- _TASK REQUIREMENTS_:
Copy the entries below exactly. Images do not belong in the copy.

— start —

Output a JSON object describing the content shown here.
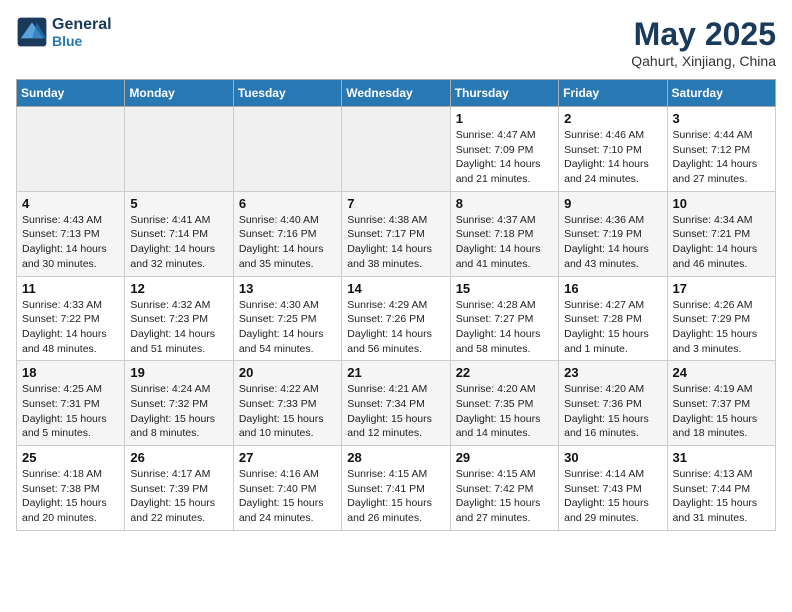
{
  "header": {
    "logo_line1": "General",
    "logo_line2": "Blue",
    "month": "May 2025",
    "location": "Qahurt, Xinjiang, China"
  },
  "days_of_week": [
    "Sunday",
    "Monday",
    "Tuesday",
    "Wednesday",
    "Thursday",
    "Friday",
    "Saturday"
  ],
  "weeks": [
    [
      {
        "day": "",
        "empty": true
      },
      {
        "day": "",
        "empty": true
      },
      {
        "day": "",
        "empty": true
      },
      {
        "day": "",
        "empty": true
      },
      {
        "day": "1",
        "lines": [
          "Sunrise: 4:47 AM",
          "Sunset: 7:09 PM",
          "Daylight: 14 hours",
          "and 21 minutes."
        ]
      },
      {
        "day": "2",
        "lines": [
          "Sunrise: 4:46 AM",
          "Sunset: 7:10 PM",
          "Daylight: 14 hours",
          "and 24 minutes."
        ]
      },
      {
        "day": "3",
        "lines": [
          "Sunrise: 4:44 AM",
          "Sunset: 7:12 PM",
          "Daylight: 14 hours",
          "and 27 minutes."
        ]
      }
    ],
    [
      {
        "day": "4",
        "lines": [
          "Sunrise: 4:43 AM",
          "Sunset: 7:13 PM",
          "Daylight: 14 hours",
          "and 30 minutes."
        ]
      },
      {
        "day": "5",
        "lines": [
          "Sunrise: 4:41 AM",
          "Sunset: 7:14 PM",
          "Daylight: 14 hours",
          "and 32 minutes."
        ]
      },
      {
        "day": "6",
        "lines": [
          "Sunrise: 4:40 AM",
          "Sunset: 7:16 PM",
          "Daylight: 14 hours",
          "and 35 minutes."
        ]
      },
      {
        "day": "7",
        "lines": [
          "Sunrise: 4:38 AM",
          "Sunset: 7:17 PM",
          "Daylight: 14 hours",
          "and 38 minutes."
        ]
      },
      {
        "day": "8",
        "lines": [
          "Sunrise: 4:37 AM",
          "Sunset: 7:18 PM",
          "Daylight: 14 hours",
          "and 41 minutes."
        ]
      },
      {
        "day": "9",
        "lines": [
          "Sunrise: 4:36 AM",
          "Sunset: 7:19 PM",
          "Daylight: 14 hours",
          "and 43 minutes."
        ]
      },
      {
        "day": "10",
        "lines": [
          "Sunrise: 4:34 AM",
          "Sunset: 7:21 PM",
          "Daylight: 14 hours",
          "and 46 minutes."
        ]
      }
    ],
    [
      {
        "day": "11",
        "lines": [
          "Sunrise: 4:33 AM",
          "Sunset: 7:22 PM",
          "Daylight: 14 hours",
          "and 48 minutes."
        ]
      },
      {
        "day": "12",
        "lines": [
          "Sunrise: 4:32 AM",
          "Sunset: 7:23 PM",
          "Daylight: 14 hours",
          "and 51 minutes."
        ]
      },
      {
        "day": "13",
        "lines": [
          "Sunrise: 4:30 AM",
          "Sunset: 7:25 PM",
          "Daylight: 14 hours",
          "and 54 minutes."
        ]
      },
      {
        "day": "14",
        "lines": [
          "Sunrise: 4:29 AM",
          "Sunset: 7:26 PM",
          "Daylight: 14 hours",
          "and 56 minutes."
        ]
      },
      {
        "day": "15",
        "lines": [
          "Sunrise: 4:28 AM",
          "Sunset: 7:27 PM",
          "Daylight: 14 hours",
          "and 58 minutes."
        ]
      },
      {
        "day": "16",
        "lines": [
          "Sunrise: 4:27 AM",
          "Sunset: 7:28 PM",
          "Daylight: 15 hours",
          "and 1 minute."
        ]
      },
      {
        "day": "17",
        "lines": [
          "Sunrise: 4:26 AM",
          "Sunset: 7:29 PM",
          "Daylight: 15 hours",
          "and 3 minutes."
        ]
      }
    ],
    [
      {
        "day": "18",
        "lines": [
          "Sunrise: 4:25 AM",
          "Sunset: 7:31 PM",
          "Daylight: 15 hours",
          "and 5 minutes."
        ]
      },
      {
        "day": "19",
        "lines": [
          "Sunrise: 4:24 AM",
          "Sunset: 7:32 PM",
          "Daylight: 15 hours",
          "and 8 minutes."
        ]
      },
      {
        "day": "20",
        "lines": [
          "Sunrise: 4:22 AM",
          "Sunset: 7:33 PM",
          "Daylight: 15 hours",
          "and 10 minutes."
        ]
      },
      {
        "day": "21",
        "lines": [
          "Sunrise: 4:21 AM",
          "Sunset: 7:34 PM",
          "Daylight: 15 hours",
          "and 12 minutes."
        ]
      },
      {
        "day": "22",
        "lines": [
          "Sunrise: 4:20 AM",
          "Sunset: 7:35 PM",
          "Daylight: 15 hours",
          "and 14 minutes."
        ]
      },
      {
        "day": "23",
        "lines": [
          "Sunrise: 4:20 AM",
          "Sunset: 7:36 PM",
          "Daylight: 15 hours",
          "and 16 minutes."
        ]
      },
      {
        "day": "24",
        "lines": [
          "Sunrise: 4:19 AM",
          "Sunset: 7:37 PM",
          "Daylight: 15 hours",
          "and 18 minutes."
        ]
      }
    ],
    [
      {
        "day": "25",
        "lines": [
          "Sunrise: 4:18 AM",
          "Sunset: 7:38 PM",
          "Daylight: 15 hours",
          "and 20 minutes."
        ]
      },
      {
        "day": "26",
        "lines": [
          "Sunrise: 4:17 AM",
          "Sunset: 7:39 PM",
          "Daylight: 15 hours",
          "and 22 minutes."
        ]
      },
      {
        "day": "27",
        "lines": [
          "Sunrise: 4:16 AM",
          "Sunset: 7:40 PM",
          "Daylight: 15 hours",
          "and 24 minutes."
        ]
      },
      {
        "day": "28",
        "lines": [
          "Sunrise: 4:15 AM",
          "Sunset: 7:41 PM",
          "Daylight: 15 hours",
          "and 26 minutes."
        ]
      },
      {
        "day": "29",
        "lines": [
          "Sunrise: 4:15 AM",
          "Sunset: 7:42 PM",
          "Daylight: 15 hours",
          "and 27 minutes."
        ]
      },
      {
        "day": "30",
        "lines": [
          "Sunrise: 4:14 AM",
          "Sunset: 7:43 PM",
          "Daylight: 15 hours",
          "and 29 minutes."
        ]
      },
      {
        "day": "31",
        "lines": [
          "Sunrise: 4:13 AM",
          "Sunset: 7:44 PM",
          "Daylight: 15 hours",
          "and 31 minutes."
        ]
      }
    ]
  ]
}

— end —

- _EXPECTED ANSWER_:
Output a JSON object describing the content shown here.
{
  "header": {
    "logo_line1": "General",
    "logo_line2": "Blue",
    "month": "May 2025",
    "location": "Qahurt, Xinjiang, China"
  },
  "days_of_week": [
    "Sunday",
    "Monday",
    "Tuesday",
    "Wednesday",
    "Thursday",
    "Friday",
    "Saturday"
  ],
  "weeks": [
    [
      {
        "day": "",
        "empty": true
      },
      {
        "day": "",
        "empty": true
      },
      {
        "day": "",
        "empty": true
      },
      {
        "day": "",
        "empty": true
      },
      {
        "day": "1",
        "lines": [
          "Sunrise: 4:47 AM",
          "Sunset: 7:09 PM",
          "Daylight: 14 hours",
          "and 21 minutes."
        ]
      },
      {
        "day": "2",
        "lines": [
          "Sunrise: 4:46 AM",
          "Sunset: 7:10 PM",
          "Daylight: 14 hours",
          "and 24 minutes."
        ]
      },
      {
        "day": "3",
        "lines": [
          "Sunrise: 4:44 AM",
          "Sunset: 7:12 PM",
          "Daylight: 14 hours",
          "and 27 minutes."
        ]
      }
    ],
    [
      {
        "day": "4",
        "lines": [
          "Sunrise: 4:43 AM",
          "Sunset: 7:13 PM",
          "Daylight: 14 hours",
          "and 30 minutes."
        ]
      },
      {
        "day": "5",
        "lines": [
          "Sunrise: 4:41 AM",
          "Sunset: 7:14 PM",
          "Daylight: 14 hours",
          "and 32 minutes."
        ]
      },
      {
        "day": "6",
        "lines": [
          "Sunrise: 4:40 AM",
          "Sunset: 7:16 PM",
          "Daylight: 14 hours",
          "and 35 minutes."
        ]
      },
      {
        "day": "7",
        "lines": [
          "Sunrise: 4:38 AM",
          "Sunset: 7:17 PM",
          "Daylight: 14 hours",
          "and 38 minutes."
        ]
      },
      {
        "day": "8",
        "lines": [
          "Sunrise: 4:37 AM",
          "Sunset: 7:18 PM",
          "Daylight: 14 hours",
          "and 41 minutes."
        ]
      },
      {
        "day": "9",
        "lines": [
          "Sunrise: 4:36 AM",
          "Sunset: 7:19 PM",
          "Daylight: 14 hours",
          "and 43 minutes."
        ]
      },
      {
        "day": "10",
        "lines": [
          "Sunrise: 4:34 AM",
          "Sunset: 7:21 PM",
          "Daylight: 14 hours",
          "and 46 minutes."
        ]
      }
    ],
    [
      {
        "day": "11",
        "lines": [
          "Sunrise: 4:33 AM",
          "Sunset: 7:22 PM",
          "Daylight: 14 hours",
          "and 48 minutes."
        ]
      },
      {
        "day": "12",
        "lines": [
          "Sunrise: 4:32 AM",
          "Sunset: 7:23 PM",
          "Daylight: 14 hours",
          "and 51 minutes."
        ]
      },
      {
        "day": "13",
        "lines": [
          "Sunrise: 4:30 AM",
          "Sunset: 7:25 PM",
          "Daylight: 14 hours",
          "and 54 minutes."
        ]
      },
      {
        "day": "14",
        "lines": [
          "Sunrise: 4:29 AM",
          "Sunset: 7:26 PM",
          "Daylight: 14 hours",
          "and 56 minutes."
        ]
      },
      {
        "day": "15",
        "lines": [
          "Sunrise: 4:28 AM",
          "Sunset: 7:27 PM",
          "Daylight: 14 hours",
          "and 58 minutes."
        ]
      },
      {
        "day": "16",
        "lines": [
          "Sunrise: 4:27 AM",
          "Sunset: 7:28 PM",
          "Daylight: 15 hours",
          "and 1 minute."
        ]
      },
      {
        "day": "17",
        "lines": [
          "Sunrise: 4:26 AM",
          "Sunset: 7:29 PM",
          "Daylight: 15 hours",
          "and 3 minutes."
        ]
      }
    ],
    [
      {
        "day": "18",
        "lines": [
          "Sunrise: 4:25 AM",
          "Sunset: 7:31 PM",
          "Daylight: 15 hours",
          "and 5 minutes."
        ]
      },
      {
        "day": "19",
        "lines": [
          "Sunrise: 4:24 AM",
          "Sunset: 7:32 PM",
          "Daylight: 15 hours",
          "and 8 minutes."
        ]
      },
      {
        "day": "20",
        "lines": [
          "Sunrise: 4:22 AM",
          "Sunset: 7:33 PM",
          "Daylight: 15 hours",
          "and 10 minutes."
        ]
      },
      {
        "day": "21",
        "lines": [
          "Sunrise: 4:21 AM",
          "Sunset: 7:34 PM",
          "Daylight: 15 hours",
          "and 12 minutes."
        ]
      },
      {
        "day": "22",
        "lines": [
          "Sunrise: 4:20 AM",
          "Sunset: 7:35 PM",
          "Daylight: 15 hours",
          "and 14 minutes."
        ]
      },
      {
        "day": "23",
        "lines": [
          "Sunrise: 4:20 AM",
          "Sunset: 7:36 PM",
          "Daylight: 15 hours",
          "and 16 minutes."
        ]
      },
      {
        "day": "24",
        "lines": [
          "Sunrise: 4:19 AM",
          "Sunset: 7:37 PM",
          "Daylight: 15 hours",
          "and 18 minutes."
        ]
      }
    ],
    [
      {
        "day": "25",
        "lines": [
          "Sunrise: 4:18 AM",
          "Sunset: 7:38 PM",
          "Daylight: 15 hours",
          "and 20 minutes."
        ]
      },
      {
        "day": "26",
        "lines": [
          "Sunrise: 4:17 AM",
          "Sunset: 7:39 PM",
          "Daylight: 15 hours",
          "and 22 minutes."
        ]
      },
      {
        "day": "27",
        "lines": [
          "Sunrise: 4:16 AM",
          "Sunset: 7:40 PM",
          "Daylight: 15 hours",
          "and 24 minutes."
        ]
      },
      {
        "day": "28",
        "lines": [
          "Sunrise: 4:15 AM",
          "Sunset: 7:41 PM",
          "Daylight: 15 hours",
          "and 26 minutes."
        ]
      },
      {
        "day": "29",
        "lines": [
          "Sunrise: 4:15 AM",
          "Sunset: 7:42 PM",
          "Daylight: 15 hours",
          "and 27 minutes."
        ]
      },
      {
        "day": "30",
        "lines": [
          "Sunrise: 4:14 AM",
          "Sunset: 7:43 PM",
          "Daylight: 15 hours",
          "and 29 minutes."
        ]
      },
      {
        "day": "31",
        "lines": [
          "Sunrise: 4:13 AM",
          "Sunset: 7:44 PM",
          "Daylight: 15 hours",
          "and 31 minutes."
        ]
      }
    ]
  ]
}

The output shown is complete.